start MATERIAL SHOWN

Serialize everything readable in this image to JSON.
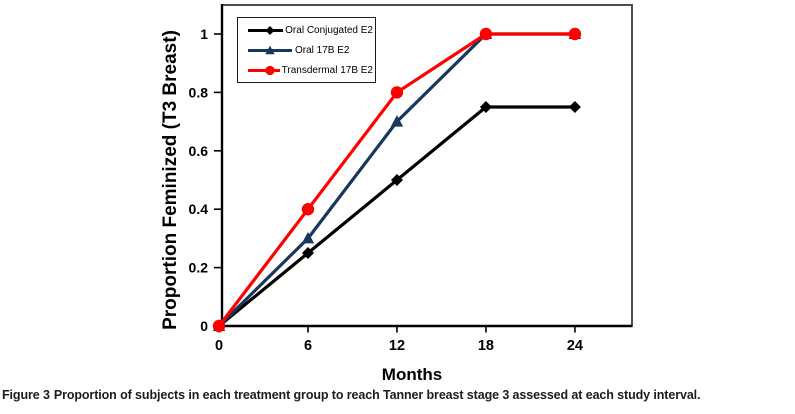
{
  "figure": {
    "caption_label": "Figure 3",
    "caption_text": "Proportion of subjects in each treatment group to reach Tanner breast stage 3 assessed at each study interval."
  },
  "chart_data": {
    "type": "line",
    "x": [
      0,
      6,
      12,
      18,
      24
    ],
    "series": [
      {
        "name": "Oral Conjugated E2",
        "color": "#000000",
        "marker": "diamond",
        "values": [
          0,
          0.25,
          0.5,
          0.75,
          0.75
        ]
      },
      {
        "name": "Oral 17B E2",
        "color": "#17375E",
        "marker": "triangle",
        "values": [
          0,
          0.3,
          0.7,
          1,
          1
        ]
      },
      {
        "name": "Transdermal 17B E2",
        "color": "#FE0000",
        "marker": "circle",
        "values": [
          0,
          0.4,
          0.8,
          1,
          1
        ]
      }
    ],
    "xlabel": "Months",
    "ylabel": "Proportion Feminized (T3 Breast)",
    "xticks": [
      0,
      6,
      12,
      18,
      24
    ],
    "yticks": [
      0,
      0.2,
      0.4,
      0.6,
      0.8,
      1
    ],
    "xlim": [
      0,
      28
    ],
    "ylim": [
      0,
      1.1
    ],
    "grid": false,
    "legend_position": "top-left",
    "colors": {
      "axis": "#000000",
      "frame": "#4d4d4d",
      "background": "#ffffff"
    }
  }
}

end MATERIAL SHOWN
start MATERIAL SHOWN

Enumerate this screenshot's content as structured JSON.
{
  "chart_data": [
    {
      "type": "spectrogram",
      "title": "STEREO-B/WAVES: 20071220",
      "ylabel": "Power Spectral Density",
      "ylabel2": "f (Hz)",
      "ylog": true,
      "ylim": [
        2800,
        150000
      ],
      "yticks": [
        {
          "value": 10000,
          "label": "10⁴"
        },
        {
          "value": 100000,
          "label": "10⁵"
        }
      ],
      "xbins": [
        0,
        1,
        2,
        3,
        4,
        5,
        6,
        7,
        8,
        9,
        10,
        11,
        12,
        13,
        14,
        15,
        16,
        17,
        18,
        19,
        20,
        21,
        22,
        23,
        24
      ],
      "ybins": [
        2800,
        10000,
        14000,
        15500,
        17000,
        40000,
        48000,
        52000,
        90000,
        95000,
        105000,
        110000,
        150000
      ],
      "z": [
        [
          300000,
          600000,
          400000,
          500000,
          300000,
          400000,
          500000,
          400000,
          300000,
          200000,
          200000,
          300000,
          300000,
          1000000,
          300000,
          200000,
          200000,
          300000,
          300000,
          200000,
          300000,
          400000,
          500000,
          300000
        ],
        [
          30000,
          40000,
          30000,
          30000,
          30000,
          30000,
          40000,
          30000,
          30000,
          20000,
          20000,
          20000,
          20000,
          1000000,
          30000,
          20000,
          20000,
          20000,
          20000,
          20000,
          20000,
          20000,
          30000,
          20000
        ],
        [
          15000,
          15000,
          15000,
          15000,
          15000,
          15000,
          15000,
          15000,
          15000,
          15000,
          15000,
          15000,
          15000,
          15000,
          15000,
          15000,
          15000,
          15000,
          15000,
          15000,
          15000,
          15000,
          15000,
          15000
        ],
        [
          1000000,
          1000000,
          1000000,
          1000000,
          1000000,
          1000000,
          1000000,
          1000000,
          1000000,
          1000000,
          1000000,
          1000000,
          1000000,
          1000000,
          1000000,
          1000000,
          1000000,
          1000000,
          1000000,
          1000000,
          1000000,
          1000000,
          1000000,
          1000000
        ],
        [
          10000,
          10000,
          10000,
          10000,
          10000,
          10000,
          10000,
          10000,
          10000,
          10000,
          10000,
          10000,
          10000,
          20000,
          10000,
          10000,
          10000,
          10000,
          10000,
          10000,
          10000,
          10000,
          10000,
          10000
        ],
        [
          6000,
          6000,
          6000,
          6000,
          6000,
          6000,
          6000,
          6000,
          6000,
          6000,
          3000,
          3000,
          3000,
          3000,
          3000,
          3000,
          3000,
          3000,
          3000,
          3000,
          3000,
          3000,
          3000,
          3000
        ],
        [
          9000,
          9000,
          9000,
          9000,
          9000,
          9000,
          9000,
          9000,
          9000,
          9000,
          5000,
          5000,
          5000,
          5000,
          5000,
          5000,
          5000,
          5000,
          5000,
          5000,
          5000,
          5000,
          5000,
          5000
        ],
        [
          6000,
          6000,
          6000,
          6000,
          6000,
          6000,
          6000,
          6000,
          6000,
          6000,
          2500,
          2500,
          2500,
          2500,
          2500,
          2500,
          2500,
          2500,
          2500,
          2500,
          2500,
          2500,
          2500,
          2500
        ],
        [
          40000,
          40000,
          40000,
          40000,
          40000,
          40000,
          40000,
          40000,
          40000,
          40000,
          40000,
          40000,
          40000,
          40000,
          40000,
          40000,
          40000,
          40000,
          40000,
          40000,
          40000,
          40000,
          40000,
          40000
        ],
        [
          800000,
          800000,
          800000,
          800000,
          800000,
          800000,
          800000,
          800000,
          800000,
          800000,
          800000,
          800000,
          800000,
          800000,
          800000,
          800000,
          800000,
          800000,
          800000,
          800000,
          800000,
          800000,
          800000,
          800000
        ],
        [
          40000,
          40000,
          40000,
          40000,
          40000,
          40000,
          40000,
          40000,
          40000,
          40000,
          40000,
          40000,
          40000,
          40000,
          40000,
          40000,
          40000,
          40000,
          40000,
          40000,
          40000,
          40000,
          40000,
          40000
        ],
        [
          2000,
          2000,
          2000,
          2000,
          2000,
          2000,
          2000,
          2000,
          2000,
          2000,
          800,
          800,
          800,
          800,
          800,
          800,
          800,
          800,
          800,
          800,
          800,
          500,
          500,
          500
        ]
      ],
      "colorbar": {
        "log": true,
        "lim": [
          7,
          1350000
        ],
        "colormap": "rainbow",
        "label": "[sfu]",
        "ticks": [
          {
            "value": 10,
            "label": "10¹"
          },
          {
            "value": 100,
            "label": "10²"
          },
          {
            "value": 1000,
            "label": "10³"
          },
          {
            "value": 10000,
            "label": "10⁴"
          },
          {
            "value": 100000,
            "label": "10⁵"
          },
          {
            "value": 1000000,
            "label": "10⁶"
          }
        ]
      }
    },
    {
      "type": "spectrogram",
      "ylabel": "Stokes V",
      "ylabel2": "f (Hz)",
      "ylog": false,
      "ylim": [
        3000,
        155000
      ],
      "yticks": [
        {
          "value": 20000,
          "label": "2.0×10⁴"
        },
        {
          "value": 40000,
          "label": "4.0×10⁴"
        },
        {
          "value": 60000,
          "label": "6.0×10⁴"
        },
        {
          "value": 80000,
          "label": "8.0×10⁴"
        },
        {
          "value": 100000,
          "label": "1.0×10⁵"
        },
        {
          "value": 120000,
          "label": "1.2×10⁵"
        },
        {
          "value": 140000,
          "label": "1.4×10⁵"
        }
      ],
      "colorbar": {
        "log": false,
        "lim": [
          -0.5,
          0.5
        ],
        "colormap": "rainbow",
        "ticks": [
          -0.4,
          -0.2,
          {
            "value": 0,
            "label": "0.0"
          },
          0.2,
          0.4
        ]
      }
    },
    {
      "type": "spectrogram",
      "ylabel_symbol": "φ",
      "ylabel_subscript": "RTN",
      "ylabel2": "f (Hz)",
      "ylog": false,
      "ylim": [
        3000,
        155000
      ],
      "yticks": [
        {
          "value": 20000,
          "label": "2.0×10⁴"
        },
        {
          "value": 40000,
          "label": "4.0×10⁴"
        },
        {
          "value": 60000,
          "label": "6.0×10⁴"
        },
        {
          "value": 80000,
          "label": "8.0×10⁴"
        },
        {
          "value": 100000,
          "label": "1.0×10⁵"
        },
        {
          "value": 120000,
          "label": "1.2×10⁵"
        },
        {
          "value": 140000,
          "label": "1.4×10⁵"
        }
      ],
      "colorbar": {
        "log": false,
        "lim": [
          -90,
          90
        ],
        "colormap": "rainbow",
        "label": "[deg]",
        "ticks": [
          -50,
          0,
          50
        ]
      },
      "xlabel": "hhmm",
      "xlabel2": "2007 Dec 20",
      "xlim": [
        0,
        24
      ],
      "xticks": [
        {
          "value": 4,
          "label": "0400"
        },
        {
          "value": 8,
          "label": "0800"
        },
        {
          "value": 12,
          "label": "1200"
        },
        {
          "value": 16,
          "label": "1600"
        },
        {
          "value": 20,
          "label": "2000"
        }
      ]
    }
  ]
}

end MATERIAL SHOWN

* GIVEN EXERCISE *
Copy each line of the entries that includes the word "marker".

* IN RESPONSE *
        "marker": "diamond",
        "marker": "triangle",
        "marker": "circle",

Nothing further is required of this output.